• [WHAT YOU SHOULD DO] Go through the entries below. Copy each line in which "name" appears.

(INPUT Opens)

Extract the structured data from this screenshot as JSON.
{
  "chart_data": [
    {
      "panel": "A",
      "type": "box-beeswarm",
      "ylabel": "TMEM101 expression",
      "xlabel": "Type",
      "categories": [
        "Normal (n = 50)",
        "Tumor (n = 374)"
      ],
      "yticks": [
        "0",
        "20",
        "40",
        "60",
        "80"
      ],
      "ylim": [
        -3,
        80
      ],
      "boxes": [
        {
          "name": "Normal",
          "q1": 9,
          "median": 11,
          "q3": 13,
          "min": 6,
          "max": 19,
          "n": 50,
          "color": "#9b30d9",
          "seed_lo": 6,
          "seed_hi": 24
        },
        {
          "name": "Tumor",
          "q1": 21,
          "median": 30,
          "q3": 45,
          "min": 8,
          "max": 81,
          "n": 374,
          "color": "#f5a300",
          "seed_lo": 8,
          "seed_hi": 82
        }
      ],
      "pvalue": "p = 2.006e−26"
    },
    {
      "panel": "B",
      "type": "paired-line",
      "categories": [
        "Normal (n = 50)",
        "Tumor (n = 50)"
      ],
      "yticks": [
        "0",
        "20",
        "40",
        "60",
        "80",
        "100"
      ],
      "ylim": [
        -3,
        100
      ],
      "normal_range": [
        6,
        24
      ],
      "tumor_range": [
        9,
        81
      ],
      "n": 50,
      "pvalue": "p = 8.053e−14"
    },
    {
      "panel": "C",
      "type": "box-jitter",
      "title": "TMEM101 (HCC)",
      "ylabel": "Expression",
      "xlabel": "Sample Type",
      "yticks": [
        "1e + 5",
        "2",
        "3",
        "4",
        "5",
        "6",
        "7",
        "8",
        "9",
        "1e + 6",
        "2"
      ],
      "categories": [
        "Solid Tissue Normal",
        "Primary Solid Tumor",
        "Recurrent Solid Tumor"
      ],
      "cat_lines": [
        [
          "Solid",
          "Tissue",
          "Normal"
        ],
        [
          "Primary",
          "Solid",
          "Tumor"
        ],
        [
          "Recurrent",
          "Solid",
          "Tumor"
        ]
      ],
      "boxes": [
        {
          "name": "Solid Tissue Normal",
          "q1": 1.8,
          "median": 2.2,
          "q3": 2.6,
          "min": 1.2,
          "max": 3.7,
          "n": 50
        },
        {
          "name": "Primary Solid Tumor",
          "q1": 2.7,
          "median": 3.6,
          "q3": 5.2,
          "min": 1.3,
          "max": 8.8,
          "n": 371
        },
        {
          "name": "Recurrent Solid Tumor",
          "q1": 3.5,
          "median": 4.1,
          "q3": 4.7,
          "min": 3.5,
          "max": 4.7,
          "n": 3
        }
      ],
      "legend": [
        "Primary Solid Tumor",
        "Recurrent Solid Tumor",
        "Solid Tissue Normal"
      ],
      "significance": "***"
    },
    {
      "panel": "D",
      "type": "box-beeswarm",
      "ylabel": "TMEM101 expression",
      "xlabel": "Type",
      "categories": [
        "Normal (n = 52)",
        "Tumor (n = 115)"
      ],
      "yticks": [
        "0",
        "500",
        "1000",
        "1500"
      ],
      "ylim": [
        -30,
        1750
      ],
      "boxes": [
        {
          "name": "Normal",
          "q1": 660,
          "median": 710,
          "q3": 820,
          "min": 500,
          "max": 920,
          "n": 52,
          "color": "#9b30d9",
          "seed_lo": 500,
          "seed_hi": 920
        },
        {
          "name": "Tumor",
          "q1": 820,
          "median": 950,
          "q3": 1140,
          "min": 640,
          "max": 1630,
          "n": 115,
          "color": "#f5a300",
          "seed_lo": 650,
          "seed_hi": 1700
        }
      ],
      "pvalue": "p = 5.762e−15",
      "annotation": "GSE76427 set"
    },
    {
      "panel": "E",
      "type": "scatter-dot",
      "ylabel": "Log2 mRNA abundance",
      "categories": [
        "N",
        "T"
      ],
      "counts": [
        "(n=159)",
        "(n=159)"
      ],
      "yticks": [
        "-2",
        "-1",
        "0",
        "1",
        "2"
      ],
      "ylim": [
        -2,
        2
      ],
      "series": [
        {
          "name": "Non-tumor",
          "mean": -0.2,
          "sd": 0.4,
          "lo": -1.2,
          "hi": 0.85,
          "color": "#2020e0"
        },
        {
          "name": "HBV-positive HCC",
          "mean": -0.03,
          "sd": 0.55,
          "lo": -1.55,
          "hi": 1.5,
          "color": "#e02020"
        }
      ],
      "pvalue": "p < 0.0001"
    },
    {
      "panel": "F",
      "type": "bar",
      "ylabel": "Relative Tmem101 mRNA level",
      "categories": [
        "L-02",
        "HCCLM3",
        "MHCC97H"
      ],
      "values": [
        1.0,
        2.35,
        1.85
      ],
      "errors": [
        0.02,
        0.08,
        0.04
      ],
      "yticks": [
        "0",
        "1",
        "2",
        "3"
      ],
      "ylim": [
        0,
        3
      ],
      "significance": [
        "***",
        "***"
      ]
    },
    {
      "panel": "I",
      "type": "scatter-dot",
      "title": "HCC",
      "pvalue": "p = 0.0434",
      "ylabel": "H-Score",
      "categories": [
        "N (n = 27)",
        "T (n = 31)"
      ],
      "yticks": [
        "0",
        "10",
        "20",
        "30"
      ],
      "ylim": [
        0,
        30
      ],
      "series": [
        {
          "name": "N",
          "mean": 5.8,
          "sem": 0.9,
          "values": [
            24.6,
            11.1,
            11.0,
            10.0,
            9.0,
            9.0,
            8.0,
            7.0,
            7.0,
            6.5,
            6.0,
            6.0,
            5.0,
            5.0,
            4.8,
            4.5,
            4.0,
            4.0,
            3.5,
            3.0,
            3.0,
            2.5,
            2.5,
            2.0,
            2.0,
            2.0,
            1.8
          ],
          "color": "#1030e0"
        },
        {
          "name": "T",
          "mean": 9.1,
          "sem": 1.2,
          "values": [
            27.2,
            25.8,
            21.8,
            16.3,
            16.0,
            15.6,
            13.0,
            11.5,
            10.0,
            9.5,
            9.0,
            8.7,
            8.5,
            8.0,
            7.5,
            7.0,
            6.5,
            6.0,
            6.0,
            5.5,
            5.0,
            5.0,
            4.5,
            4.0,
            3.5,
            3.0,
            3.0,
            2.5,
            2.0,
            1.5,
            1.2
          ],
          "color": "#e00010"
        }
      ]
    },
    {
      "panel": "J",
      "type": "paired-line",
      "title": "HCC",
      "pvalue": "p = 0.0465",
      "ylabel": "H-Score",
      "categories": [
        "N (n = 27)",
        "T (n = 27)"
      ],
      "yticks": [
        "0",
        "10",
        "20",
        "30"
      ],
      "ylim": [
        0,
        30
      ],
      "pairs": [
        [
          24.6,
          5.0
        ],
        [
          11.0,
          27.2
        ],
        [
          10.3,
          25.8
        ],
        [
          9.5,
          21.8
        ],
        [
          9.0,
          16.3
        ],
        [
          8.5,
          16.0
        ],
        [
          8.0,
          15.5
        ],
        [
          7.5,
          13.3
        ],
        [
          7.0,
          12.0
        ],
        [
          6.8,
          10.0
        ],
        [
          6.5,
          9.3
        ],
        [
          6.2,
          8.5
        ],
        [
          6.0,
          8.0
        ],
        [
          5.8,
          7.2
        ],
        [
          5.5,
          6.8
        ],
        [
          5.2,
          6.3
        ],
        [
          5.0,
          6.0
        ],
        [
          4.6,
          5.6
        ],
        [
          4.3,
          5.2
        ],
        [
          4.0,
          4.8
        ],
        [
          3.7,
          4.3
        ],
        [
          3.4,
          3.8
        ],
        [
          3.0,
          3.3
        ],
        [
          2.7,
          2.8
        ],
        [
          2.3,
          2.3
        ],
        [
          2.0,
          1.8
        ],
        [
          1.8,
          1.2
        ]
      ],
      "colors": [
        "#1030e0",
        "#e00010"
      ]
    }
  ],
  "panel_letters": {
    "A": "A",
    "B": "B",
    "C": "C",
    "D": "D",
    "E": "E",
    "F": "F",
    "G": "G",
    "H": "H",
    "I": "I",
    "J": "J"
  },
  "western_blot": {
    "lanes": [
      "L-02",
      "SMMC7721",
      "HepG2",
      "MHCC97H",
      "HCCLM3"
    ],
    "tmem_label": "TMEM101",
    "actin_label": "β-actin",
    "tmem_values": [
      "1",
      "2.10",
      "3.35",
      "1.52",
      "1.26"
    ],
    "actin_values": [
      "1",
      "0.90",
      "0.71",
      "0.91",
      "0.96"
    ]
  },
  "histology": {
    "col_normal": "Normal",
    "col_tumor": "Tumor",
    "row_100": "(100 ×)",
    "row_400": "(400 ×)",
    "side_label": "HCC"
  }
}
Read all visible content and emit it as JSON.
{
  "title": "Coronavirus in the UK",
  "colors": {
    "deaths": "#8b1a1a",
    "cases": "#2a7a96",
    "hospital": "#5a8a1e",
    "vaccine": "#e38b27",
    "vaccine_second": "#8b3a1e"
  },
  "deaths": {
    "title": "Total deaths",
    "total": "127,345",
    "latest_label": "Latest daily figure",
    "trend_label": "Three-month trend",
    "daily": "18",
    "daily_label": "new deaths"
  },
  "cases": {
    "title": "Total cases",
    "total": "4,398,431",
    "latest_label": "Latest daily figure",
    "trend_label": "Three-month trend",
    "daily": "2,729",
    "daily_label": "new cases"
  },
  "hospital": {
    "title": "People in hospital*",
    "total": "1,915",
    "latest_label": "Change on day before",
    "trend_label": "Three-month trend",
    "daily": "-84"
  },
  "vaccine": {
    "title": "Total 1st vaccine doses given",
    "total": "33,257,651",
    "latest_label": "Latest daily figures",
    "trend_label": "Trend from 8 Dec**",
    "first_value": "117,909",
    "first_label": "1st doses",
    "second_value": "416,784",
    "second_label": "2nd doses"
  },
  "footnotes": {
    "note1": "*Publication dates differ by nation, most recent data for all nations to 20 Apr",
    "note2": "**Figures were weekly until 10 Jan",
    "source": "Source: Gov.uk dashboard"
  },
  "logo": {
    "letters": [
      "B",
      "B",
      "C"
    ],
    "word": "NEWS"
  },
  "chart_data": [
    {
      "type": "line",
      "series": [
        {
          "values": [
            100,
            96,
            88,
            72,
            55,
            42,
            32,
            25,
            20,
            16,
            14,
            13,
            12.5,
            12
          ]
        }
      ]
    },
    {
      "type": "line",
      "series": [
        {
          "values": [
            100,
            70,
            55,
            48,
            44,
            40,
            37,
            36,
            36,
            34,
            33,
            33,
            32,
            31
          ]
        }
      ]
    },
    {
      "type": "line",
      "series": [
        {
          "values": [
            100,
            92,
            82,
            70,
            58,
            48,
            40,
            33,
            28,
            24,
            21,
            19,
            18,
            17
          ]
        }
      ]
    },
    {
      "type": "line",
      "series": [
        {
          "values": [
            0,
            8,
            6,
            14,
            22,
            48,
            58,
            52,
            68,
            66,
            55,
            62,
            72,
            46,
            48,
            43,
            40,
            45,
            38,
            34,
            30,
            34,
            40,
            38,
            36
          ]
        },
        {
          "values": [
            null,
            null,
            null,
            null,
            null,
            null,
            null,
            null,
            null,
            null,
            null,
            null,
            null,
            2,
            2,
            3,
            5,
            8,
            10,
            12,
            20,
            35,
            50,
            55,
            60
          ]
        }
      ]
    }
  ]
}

(INPUT Closes)

• [PROBLEM SOLUTION]
          "name": "Normal",
          "name": "Tumor",
          "name": "Solid Tissue Normal",
          "name": "Primary Solid Tumor",
          "name": "Recurrent Solid Tumor",
          "name": "Normal",
          "name": "Tumor",
          "name": "Non-tumor",
          "name": "HBV-positive HCC",
          "name": "N",
          "name": "T",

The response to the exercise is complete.